Everything from the line holding "Convert this screenshot" to the end of the listing below should be copied exactly, line for line, minus the pictures.

== Material for this exercise ==

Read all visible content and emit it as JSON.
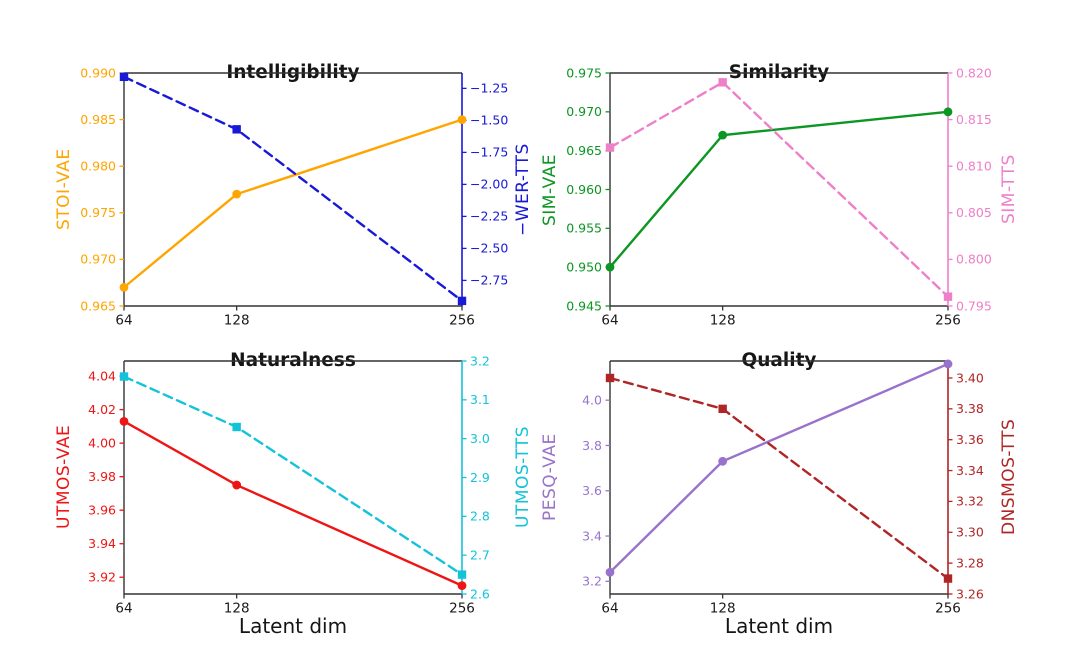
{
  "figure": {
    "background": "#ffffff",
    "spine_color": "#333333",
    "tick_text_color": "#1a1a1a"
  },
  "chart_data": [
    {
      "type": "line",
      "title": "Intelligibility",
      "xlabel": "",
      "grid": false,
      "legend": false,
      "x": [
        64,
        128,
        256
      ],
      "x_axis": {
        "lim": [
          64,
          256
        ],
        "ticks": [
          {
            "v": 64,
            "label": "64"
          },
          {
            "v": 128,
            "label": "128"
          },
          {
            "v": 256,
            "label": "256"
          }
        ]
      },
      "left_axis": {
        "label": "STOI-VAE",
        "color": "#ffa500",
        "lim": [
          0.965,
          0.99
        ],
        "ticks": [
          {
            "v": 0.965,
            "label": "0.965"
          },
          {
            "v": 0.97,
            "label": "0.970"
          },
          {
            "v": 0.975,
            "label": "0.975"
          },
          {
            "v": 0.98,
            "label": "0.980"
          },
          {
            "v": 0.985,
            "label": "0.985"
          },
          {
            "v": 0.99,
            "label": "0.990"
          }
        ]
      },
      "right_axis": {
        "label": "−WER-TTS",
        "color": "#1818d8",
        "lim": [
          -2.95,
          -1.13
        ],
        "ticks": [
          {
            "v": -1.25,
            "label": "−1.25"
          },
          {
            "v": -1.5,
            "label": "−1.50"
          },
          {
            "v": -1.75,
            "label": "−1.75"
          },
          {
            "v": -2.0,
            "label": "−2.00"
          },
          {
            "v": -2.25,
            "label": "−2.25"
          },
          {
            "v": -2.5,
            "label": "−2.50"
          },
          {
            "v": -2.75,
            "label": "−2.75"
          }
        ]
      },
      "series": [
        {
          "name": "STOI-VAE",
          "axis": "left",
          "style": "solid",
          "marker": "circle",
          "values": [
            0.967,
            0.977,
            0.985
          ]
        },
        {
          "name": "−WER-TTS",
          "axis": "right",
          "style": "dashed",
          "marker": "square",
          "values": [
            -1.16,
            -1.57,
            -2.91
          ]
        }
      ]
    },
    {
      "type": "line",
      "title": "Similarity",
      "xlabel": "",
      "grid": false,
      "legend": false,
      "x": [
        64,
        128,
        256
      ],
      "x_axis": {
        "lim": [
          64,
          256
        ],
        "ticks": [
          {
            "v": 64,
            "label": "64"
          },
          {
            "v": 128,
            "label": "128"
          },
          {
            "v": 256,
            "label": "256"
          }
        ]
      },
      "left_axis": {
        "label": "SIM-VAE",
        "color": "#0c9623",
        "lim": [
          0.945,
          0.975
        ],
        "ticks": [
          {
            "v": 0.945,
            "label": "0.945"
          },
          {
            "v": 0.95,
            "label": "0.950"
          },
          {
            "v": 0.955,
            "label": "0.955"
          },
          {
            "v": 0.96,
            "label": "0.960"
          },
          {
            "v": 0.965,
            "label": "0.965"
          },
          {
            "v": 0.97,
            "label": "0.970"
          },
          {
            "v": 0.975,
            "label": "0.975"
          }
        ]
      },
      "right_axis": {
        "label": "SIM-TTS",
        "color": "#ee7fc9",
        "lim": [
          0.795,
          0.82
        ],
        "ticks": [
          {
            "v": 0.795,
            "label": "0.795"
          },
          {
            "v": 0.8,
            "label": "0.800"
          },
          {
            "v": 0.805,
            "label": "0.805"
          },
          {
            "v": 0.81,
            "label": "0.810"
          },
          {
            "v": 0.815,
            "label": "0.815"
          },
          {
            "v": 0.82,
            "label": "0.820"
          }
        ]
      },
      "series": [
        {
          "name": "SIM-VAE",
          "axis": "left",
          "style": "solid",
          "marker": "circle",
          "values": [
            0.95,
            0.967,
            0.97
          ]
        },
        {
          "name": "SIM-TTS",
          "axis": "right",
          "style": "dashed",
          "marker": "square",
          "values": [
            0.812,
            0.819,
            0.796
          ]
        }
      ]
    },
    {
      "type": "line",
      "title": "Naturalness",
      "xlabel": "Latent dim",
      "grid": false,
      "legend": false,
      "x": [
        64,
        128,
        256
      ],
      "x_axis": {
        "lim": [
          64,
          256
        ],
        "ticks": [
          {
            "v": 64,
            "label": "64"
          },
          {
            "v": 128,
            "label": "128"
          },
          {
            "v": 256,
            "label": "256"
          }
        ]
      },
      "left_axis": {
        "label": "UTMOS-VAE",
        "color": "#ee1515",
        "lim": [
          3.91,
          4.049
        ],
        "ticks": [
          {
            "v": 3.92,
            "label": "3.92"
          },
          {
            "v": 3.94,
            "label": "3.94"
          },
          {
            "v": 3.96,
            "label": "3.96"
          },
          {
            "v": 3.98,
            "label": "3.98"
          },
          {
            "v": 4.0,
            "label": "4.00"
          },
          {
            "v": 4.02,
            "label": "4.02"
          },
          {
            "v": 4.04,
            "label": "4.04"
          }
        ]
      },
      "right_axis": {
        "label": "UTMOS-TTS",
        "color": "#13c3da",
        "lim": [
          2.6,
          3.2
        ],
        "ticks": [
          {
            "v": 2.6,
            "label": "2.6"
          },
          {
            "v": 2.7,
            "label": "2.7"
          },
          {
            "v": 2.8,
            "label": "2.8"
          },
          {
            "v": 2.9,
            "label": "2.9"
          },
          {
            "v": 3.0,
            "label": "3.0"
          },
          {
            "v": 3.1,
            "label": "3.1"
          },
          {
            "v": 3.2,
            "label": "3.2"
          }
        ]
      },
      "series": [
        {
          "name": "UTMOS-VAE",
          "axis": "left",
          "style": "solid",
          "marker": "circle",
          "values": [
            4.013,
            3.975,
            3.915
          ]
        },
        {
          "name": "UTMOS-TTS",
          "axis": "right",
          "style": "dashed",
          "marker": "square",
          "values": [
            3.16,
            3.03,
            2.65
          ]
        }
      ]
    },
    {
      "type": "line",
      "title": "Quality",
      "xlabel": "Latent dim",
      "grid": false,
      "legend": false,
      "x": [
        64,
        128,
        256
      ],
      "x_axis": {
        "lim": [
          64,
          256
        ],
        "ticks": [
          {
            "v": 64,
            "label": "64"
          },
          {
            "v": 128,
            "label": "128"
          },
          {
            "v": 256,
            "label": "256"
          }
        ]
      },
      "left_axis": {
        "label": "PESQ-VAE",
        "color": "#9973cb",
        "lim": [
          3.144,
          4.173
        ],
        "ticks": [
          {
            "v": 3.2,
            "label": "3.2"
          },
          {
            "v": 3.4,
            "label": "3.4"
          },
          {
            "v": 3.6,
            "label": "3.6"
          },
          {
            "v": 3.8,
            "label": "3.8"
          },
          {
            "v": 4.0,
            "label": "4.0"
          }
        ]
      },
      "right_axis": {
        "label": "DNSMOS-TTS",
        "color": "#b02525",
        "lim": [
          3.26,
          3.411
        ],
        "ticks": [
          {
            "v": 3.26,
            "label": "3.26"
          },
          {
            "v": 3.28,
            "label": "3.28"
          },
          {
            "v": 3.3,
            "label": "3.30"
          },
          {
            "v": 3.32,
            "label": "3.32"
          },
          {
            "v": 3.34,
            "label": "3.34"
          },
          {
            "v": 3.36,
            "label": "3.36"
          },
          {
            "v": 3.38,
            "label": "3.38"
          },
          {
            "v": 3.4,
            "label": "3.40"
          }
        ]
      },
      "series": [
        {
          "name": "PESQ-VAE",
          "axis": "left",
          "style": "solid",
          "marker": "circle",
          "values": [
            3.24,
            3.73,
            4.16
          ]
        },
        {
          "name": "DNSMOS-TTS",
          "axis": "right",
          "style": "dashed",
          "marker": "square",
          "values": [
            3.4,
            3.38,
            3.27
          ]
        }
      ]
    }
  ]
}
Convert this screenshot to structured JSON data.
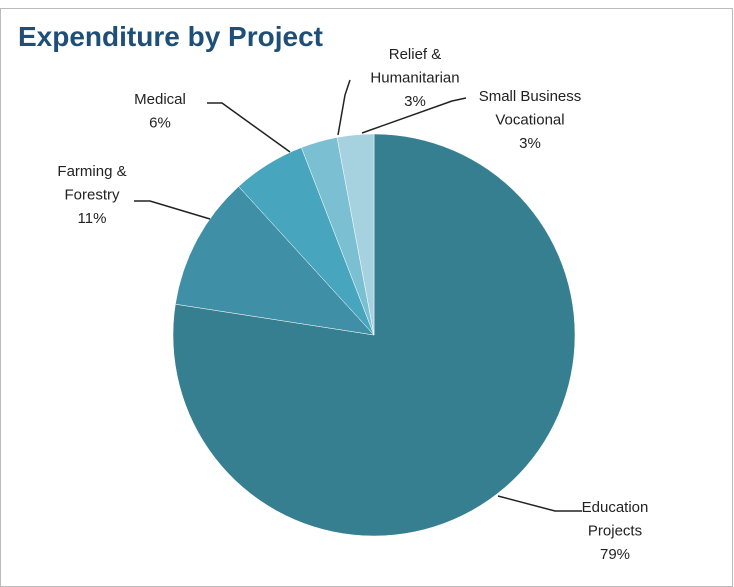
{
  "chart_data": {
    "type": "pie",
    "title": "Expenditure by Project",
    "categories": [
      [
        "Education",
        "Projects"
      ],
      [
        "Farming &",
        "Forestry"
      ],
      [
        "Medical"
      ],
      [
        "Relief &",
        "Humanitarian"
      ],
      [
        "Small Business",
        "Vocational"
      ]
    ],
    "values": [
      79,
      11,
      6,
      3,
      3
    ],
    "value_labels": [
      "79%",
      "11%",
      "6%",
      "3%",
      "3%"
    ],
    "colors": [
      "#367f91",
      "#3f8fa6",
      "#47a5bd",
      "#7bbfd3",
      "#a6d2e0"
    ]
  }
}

===

__In response__.
Convert this screenshot to structured JSON data.
{
  "chart_data": {
    "type": "pie",
    "title": "Expenditure by Project",
    "categories": [
      [
        "Education",
        "Projects"
      ],
      [
        "Farming &",
        "Forestry"
      ],
      [
        "Medical"
      ],
      [
        "Relief &",
        "Humanitarian"
      ],
      [
        "Small Business",
        "Vocational"
      ]
    ],
    "values": [
      79,
      11,
      6,
      3,
      3
    ],
    "value_labels": [
      "79%",
      "11%",
      "6%",
      "3%",
      "3%"
    ],
    "colors": [
      "#367f91",
      "#3f8fa6",
      "#47a5bd",
      "#7bbfd3",
      "#a6d2e0"
    ]
  }
}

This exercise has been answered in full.